--- START OF Provided data ---
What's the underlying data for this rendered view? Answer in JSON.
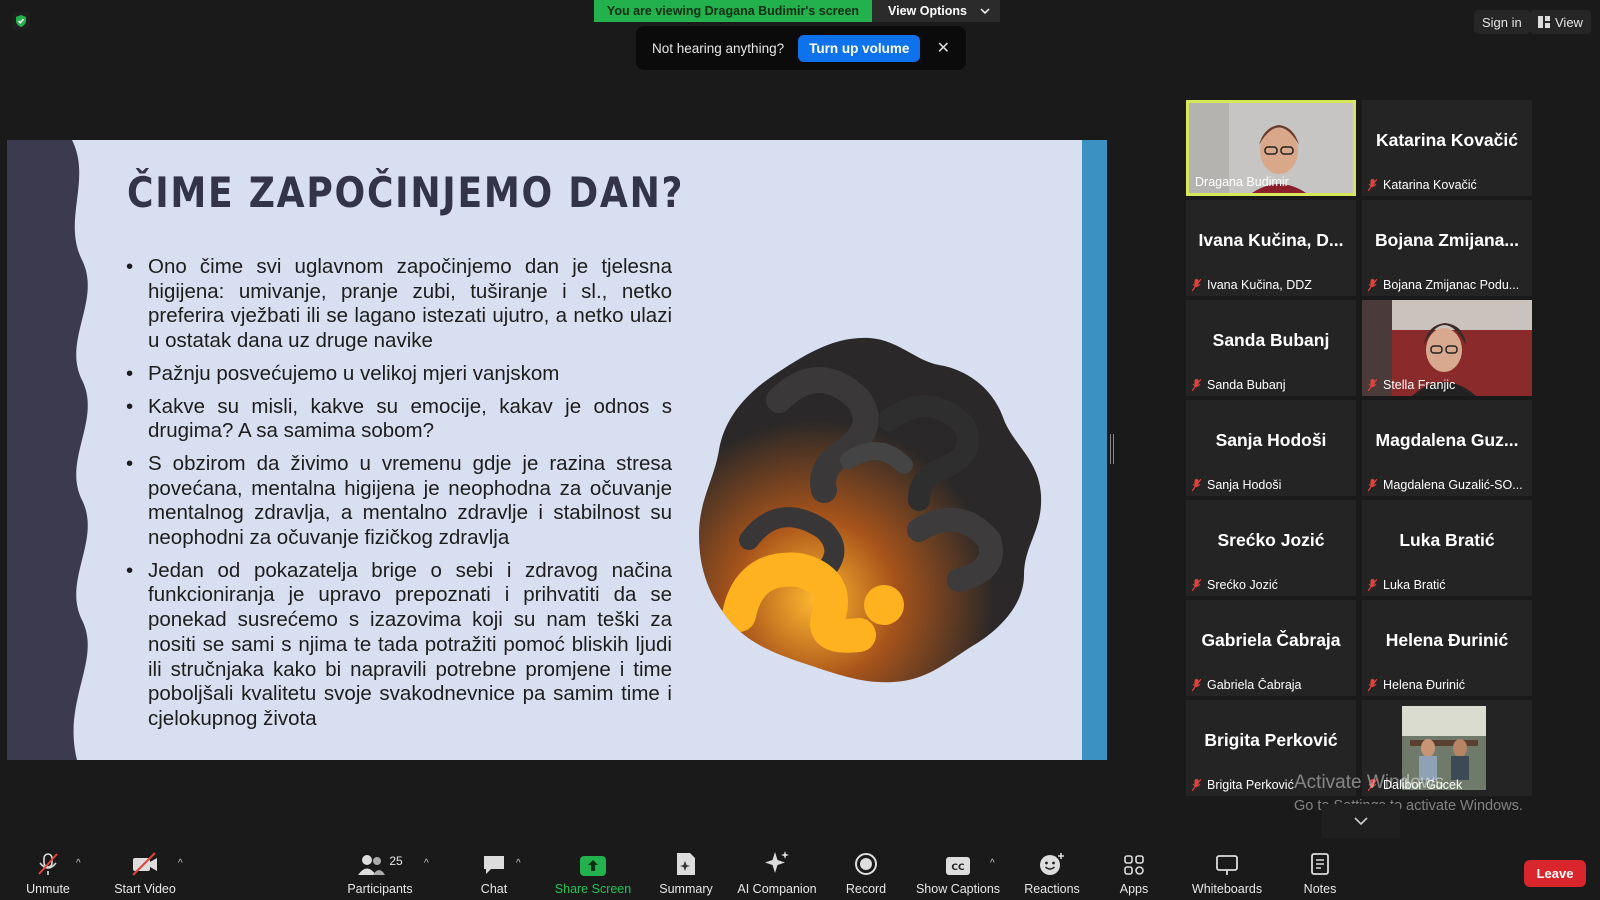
{
  "top": {
    "viewing_banner": "You are viewing Dragana Budimir's screen",
    "view_options": "View Options",
    "sign_in": "Sign in",
    "view": "View"
  },
  "toast": {
    "message": "Not hearing anything?",
    "button": "Turn up volume"
  },
  "slide": {
    "title": "ČIME ZAPOČINJEMO DAN?",
    "bullets": [
      "Ono čime svi uglavnom započinjemo dan je tjelesna higijena: umivanje, pranje zubi, tuširanje i sl., netko preferira vježbati ili se lagano istezati ujutro, a netko ulazi u ostatak dana uz druge navike",
      "Pažnju posvećujemo u velikoj mjeri vanjskom",
      "Kakve su misli, kakve su emocije, kakav je odnos s drugima? A sa samima sobom?",
      "S obzirom da živimo u vremenu gdje je razina stresa povećana, mentalna higijena je neophodna za očuvanje mentalnog zdravlja, a mentalno zdravlje i stabilnost su neophodni za očuvanje fizičkog zdravlja",
      "Jedan od pokazatelja brige o sebi i zdravog načina funkcioniranja je upravo prepoznati i prihvatiti da se ponekad susrećemo s izazovima koji su nam teški za nositi se sami s njima te tada potražiti pomoć bliskih ljudi ili stručnjaka kako bi napravili potrebne promjene i time poboljšali kvalitetu svoje svakodnevnice pa samim time i cjelokupnog života"
    ]
  },
  "participants": [
    {
      "big": "",
      "label": "Dragana Budimir",
      "video": true,
      "active": true
    },
    {
      "big": "Katarina Kovačić",
      "label": "Katarina Kovačić"
    },
    {
      "big": "Ivana Kučina, D...",
      "label": "Ivana Kučina, DDZ"
    },
    {
      "big": "Bojana Zmijana...",
      "label": "Bojana Zmijanac Podu..."
    },
    {
      "big": "Sanda Bubanj",
      "label": "Sanda Bubanj"
    },
    {
      "big": "",
      "label": "Stella Franjic",
      "video": true
    },
    {
      "big": "Sanja Hodoši",
      "label": "Sanja Hodoši"
    },
    {
      "big": "Magdalena Guz...",
      "label": "Magdalena Guzalić-SO..."
    },
    {
      "big": "Srećko Jozić",
      "label": "Srećko Jozić"
    },
    {
      "big": "Luka Bratić",
      "label": "Luka Bratić"
    },
    {
      "big": "Gabriela Čabraja",
      "label": "Gabriela Čabraja"
    },
    {
      "big": "Helena Đurinić",
      "label": "Helena Đurinić"
    },
    {
      "big": "Brigita Perković",
      "label": "Brigita Perković"
    },
    {
      "big": "",
      "label": "Dalibor Gucek",
      "video": true
    }
  ],
  "watermark": {
    "line1": "Activate Windows",
    "line2": "Go to Settings to activate Windows."
  },
  "toolbar": {
    "unmute": "Unmute",
    "start_video": "Start Video",
    "participants": "Participants",
    "participants_count": "25",
    "chat": "Chat",
    "share_screen": "Share Screen",
    "summary": "Summary",
    "ai_companion": "AI Companion",
    "record": "Record",
    "show_captions": "Show Captions",
    "reactions": "Reactions",
    "apps": "Apps",
    "whiteboards": "Whiteboards",
    "notes": "Notes",
    "leave": "Leave"
  },
  "colors": {
    "banner_green": "#23b14d",
    "volume_blue": "#0e72ed",
    "leave_red": "#d9262c",
    "active_border": "#d8e65a",
    "slide_bg": "#d8dff0",
    "slide_band": "#3b92c2"
  }
}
--- END OF Provided data ---
> **Aim**
Count each line where the string "Srećko" occurs, and write only the number.

> **Response to the task**
2